+++ INFORMATION SUPPLIED +++

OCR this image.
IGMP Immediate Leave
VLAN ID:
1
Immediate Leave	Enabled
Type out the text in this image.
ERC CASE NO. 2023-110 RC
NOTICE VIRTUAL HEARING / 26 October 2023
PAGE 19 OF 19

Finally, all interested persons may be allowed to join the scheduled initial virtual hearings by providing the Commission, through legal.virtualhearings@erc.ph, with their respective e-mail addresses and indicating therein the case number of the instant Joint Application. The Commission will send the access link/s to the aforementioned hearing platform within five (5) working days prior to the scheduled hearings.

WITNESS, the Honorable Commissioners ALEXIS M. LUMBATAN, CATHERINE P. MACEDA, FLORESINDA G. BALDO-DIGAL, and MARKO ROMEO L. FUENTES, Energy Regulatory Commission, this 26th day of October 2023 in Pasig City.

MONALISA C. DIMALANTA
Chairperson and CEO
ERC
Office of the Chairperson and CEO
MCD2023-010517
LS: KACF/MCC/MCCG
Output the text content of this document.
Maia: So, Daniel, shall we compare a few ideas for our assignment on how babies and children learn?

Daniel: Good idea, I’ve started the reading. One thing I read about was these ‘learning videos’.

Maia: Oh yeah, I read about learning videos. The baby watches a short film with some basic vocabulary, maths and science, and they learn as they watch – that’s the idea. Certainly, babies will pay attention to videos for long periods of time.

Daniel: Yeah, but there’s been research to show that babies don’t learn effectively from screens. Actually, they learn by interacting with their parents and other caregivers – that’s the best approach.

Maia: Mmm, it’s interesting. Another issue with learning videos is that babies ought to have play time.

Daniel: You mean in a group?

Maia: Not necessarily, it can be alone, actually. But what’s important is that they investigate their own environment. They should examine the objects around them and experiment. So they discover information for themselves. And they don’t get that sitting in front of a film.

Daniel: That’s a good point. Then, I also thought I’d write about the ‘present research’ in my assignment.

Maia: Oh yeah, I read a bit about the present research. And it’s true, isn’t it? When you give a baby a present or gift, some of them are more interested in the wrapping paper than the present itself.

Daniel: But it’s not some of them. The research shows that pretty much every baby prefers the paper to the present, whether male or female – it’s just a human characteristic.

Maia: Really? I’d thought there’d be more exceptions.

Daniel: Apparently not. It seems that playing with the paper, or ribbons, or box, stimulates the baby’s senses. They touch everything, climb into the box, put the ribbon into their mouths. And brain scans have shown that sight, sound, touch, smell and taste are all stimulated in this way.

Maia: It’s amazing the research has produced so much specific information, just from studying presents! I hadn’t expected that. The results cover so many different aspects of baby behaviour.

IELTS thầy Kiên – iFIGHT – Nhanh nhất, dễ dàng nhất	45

+++

- **EXERCISE AIM**
Copy each line of the records above that carries the word "some".

- **OUTPUT BELOW**
Maia: Oh yeah, I read about learning videos. The baby watches a short film with some basic vocabulary, maths and science, and they learn as they watch – that’s the idea. Certainly, babies will pay attention to videos for long periods of time.
Maia: Oh yeah, I read a bit about the present research. And it’s true, isn’t it? When you give a baby a present or gift, some of them are more interested in the wrapping paper than the present itself.
Daniel: But it’s not some of them. The research shows that pretty much every baby prefers the paper to the present, whether male or female – it’s just a human characteristic.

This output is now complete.